TASK REQUIREMENTS:
1 - Retype the part of the conference remarks between "Dr. Chiu Cheng-hsiung" and "Relations 2012 conference.", inclusive, keeping every word and mark as it appears.
2 - Write what comes next in the conference welcome remarks, continuing from the final sentence shown.

DOCUMENT SECTION:
___

Remarks for the 2012 Harvard Project for Asian and International Relations Asia Conference


Tsong-Ming Lin, Political Deputy Minister

Ministry of Education

Republic of China (Taiwan)


20:00 Aug 24, 2012

3F Regent Hotel Taipei


Dr. Lin Bi-jao (林碧炤), the Vice President of Chengchi University,

Dr. Suthad Sethboonsarng, the former Deputy Secretary General of ASEAN,

Dr. Chiu Cheng-hsiung (邱正雄), the chairman of Bank SinoPac,

Delegates and honoured guests,

On behalf of the Minister of Education, it is my great pleasure to welcome you all to the Harvard Project for Asian and International Relations 2012 conference.

This annual conference is a key event at which the most influential thinkers in the field of international relations gather to examine the factors that have helped to shape the current state of affairs in Asia, and challenge participants to think critically about the many questions that surround the region’s future.

To make this conference so successful, I would like to specifically extend my appreciation and admiration to the organizing committee of National Chengchi University. Renowned as one of the region’s top social-science universities, National Chengchi University was chosen to host the 500 delegates and almost 150 speakers at this 2012 HPAIR Asia Conference. More to the point, this university is already home to almost 1,000 students from around the world, all of whom chose to make this university their own.

Education is a critical issue in global society. During the past four years, Taiwan’s universities have made significant progress with regards to their modernization, teaching, research, industry-university collaboration and cooperation, improvements within higher education, and above all, their international university rankings.

___

PROVIDED RECORDS:

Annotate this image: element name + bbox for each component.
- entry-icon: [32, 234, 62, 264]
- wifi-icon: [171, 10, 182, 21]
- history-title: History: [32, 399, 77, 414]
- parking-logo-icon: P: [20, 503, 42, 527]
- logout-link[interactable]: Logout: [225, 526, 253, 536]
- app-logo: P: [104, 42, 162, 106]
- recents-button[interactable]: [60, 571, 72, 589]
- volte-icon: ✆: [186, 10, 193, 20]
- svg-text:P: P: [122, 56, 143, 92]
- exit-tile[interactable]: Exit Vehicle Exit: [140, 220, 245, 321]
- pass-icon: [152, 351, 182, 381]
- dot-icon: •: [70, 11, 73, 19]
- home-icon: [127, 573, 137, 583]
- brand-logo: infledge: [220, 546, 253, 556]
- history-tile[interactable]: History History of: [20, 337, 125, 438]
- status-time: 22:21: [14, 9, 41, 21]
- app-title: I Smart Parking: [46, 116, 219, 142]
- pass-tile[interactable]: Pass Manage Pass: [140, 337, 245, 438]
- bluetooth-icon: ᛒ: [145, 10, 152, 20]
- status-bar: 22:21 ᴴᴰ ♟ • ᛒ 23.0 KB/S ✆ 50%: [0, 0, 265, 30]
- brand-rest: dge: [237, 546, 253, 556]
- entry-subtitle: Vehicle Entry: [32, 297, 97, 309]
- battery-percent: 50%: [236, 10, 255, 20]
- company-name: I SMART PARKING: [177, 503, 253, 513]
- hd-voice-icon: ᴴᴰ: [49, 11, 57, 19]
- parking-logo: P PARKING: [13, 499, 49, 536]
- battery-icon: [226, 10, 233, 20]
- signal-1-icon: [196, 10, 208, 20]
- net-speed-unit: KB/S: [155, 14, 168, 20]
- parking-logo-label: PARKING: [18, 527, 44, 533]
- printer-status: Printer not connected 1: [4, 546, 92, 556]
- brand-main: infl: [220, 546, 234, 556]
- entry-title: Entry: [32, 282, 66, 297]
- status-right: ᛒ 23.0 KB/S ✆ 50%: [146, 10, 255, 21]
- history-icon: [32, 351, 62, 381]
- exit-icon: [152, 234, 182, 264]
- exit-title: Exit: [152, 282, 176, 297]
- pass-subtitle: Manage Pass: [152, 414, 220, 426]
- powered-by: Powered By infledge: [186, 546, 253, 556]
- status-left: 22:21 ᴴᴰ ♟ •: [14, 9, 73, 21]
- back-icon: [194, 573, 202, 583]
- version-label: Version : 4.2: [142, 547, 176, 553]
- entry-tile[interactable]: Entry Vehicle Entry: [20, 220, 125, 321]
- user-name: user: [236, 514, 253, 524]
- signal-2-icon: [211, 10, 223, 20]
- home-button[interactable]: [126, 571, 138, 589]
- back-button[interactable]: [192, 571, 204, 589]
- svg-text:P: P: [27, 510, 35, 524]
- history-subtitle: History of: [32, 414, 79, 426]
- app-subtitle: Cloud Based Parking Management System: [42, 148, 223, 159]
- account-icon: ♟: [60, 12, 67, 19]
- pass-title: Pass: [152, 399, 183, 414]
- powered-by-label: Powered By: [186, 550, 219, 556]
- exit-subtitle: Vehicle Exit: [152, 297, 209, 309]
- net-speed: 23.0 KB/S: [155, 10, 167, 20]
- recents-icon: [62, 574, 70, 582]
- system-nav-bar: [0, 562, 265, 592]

___

RESPONSES IN ORDER:
1 -
Dr. Chiu Cheng-hsiung (邱正雄), the chairman of Bank SinoPac,

Delegates and honoured guests,

On behalf of the Minister of Education, it is my great pleasure to welcome you all to the Harvard Project for Asian and International Relations 2012 conference.

2 -
According to the Times World University Rankings, universities in Taiwan that placed among the world’s top 500 increased from 7 schools in 2006 to 11 schools in 2012, and moreover, the ranking of each of those schools improved. In 2010, four schools in Taiwan were in the top 200. A notable success is National Taiwan University, which is now ranked between the 61st 70th position by the World University Rankings of the Times Higher Education Magazine.

As the Political Deputy Minister of Education, I have championed the policy of having more international students studying at Taiwan's universities. Our “Study-in-Taiwan Booming Scheme” has become one of the top ten services-industry projects of the Executive Yuan. With the promotion of this program, the number of international students is expected to gradually increase. In 2012, we have successfully attracted 56,000 overseas students to study in Taiwan. In the near future, I strongly believe that it will reach 95,000 by year 2014 and 150,000 by 2020.

It is my hope that you will all benefit from – and enjoy – the unique opportunity that this conference offers, with its comprehensive topic areas: from the Environment and Energy Security, to International Development; from International Law and Entrepreneurship, to Media and Society.

Moreover, while you are here to learn from each other, I hope you will likewise learn about Taiwan. I understand there is a field trip and a pre-conference tour that will help you discover our beautiful island, and a new event called “Taipei Night” to show delegates what traditional Taiwanese culture is all about.

If you have travel plans that will allow you to spend extra time in Taiwan after the conference, please do visit our beautiful cities and towns, and get to know our people. I hope you all have the opportunity to take a little piece of Taiwan home with you.

Thank you.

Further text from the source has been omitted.